§ **Extracted material**
-.-.-

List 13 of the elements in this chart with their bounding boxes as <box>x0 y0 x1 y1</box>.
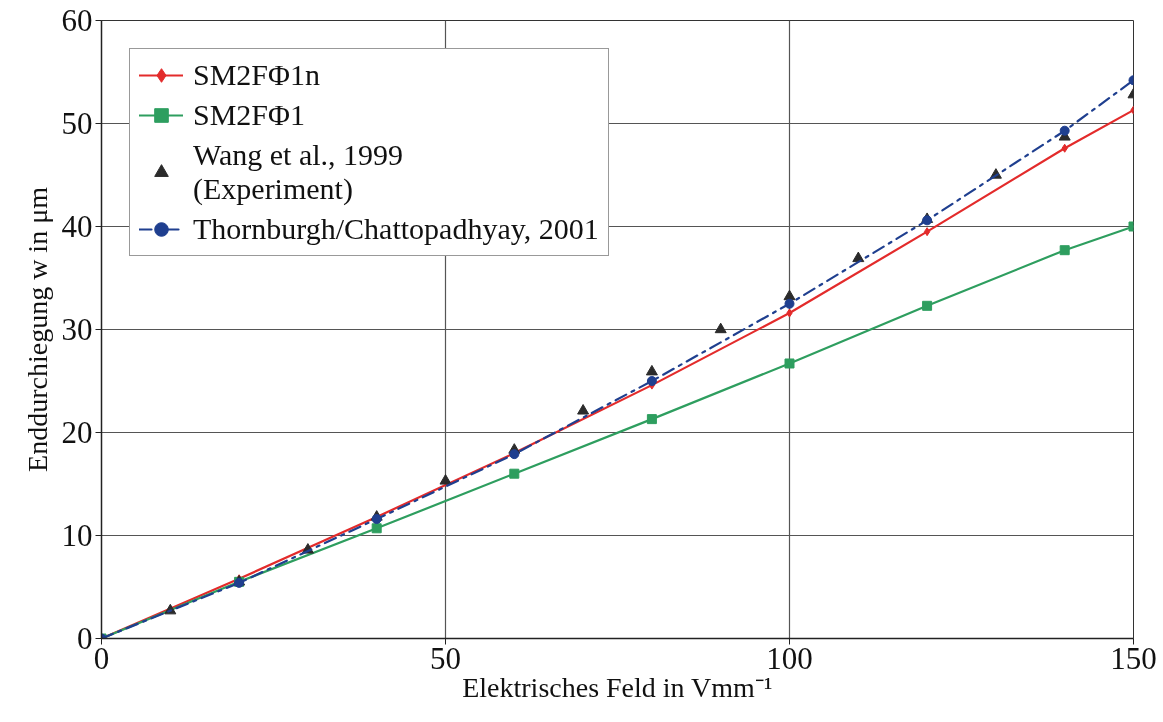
y-tick-label: 60 <box>61 3 93 38</box>
y-tick-label: 10 <box>61 518 93 553</box>
legend-label: Thornburgh/Chattopadhyay, 2001 <box>193 212 599 246</box>
legend-label: SM2FΦ1n <box>193 58 320 92</box>
x-tick-label: 50 <box>430 640 461 676</box>
y-tick-label: 20 <box>61 415 93 450</box>
y-tick-label: 30 <box>61 312 93 347</box>
y-axis-title: Enddurchiegung w in μm <box>21 186 53 472</box>
x-tick-label: 150 <box>1110 640 1157 676</box>
legend-label: Wang et al., 1999 (Experiment) <box>193 138 404 206</box>
y-tick-label: 40 <box>61 209 93 244</box>
legend-label: SM2FΦ1 <box>193 98 305 132</box>
y-tick-label: 50 <box>61 106 93 141</box>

-.-.-

§ **Instruction**
Turn all of the lines above into a JSON list of strings, one string per line and no blank lines. Leave out the picture.

§ **Finished answer**
[
  "List 13 of the elements in this chart with their bounding boxes as <box>x0 y0 x1 y1</box>.",
  "y-tick-label: 60 <box>61 3 93 38</box>",
  "y-tick-label: 10 <box>61 518 93 553</box>",
  "legend-label: Thornburgh/Chattopadhyay, 2001 <box>193 212 599 246</box>",
  "legend-label: SM2FΦ1n <box>193 58 320 92</box>",
  "x-tick-label: 50 <box>430 640 461 676</box>",
  "y-tick-label: 20 <box>61 415 93 450</box>",
  "y-tick-label: 30 <box>61 312 93 347</box>",
  "y-axis-title: Enddurchiegung w in μm <box>21 186 53 472</box>",
  "x-tick-label: 150 <box>1110 640 1157 676</box>",
  "legend-label: Wang et al., 1999 (Experiment) <box>193 138 404 206</box>",
  "y-tick-label: 40 <box>61 209 93 244</box>",
  "legend-label: SM2FΦ1 <box>193 98 305 132</box>",
  "y-tick-label: 50 <box>61 106 93 141</box>"
]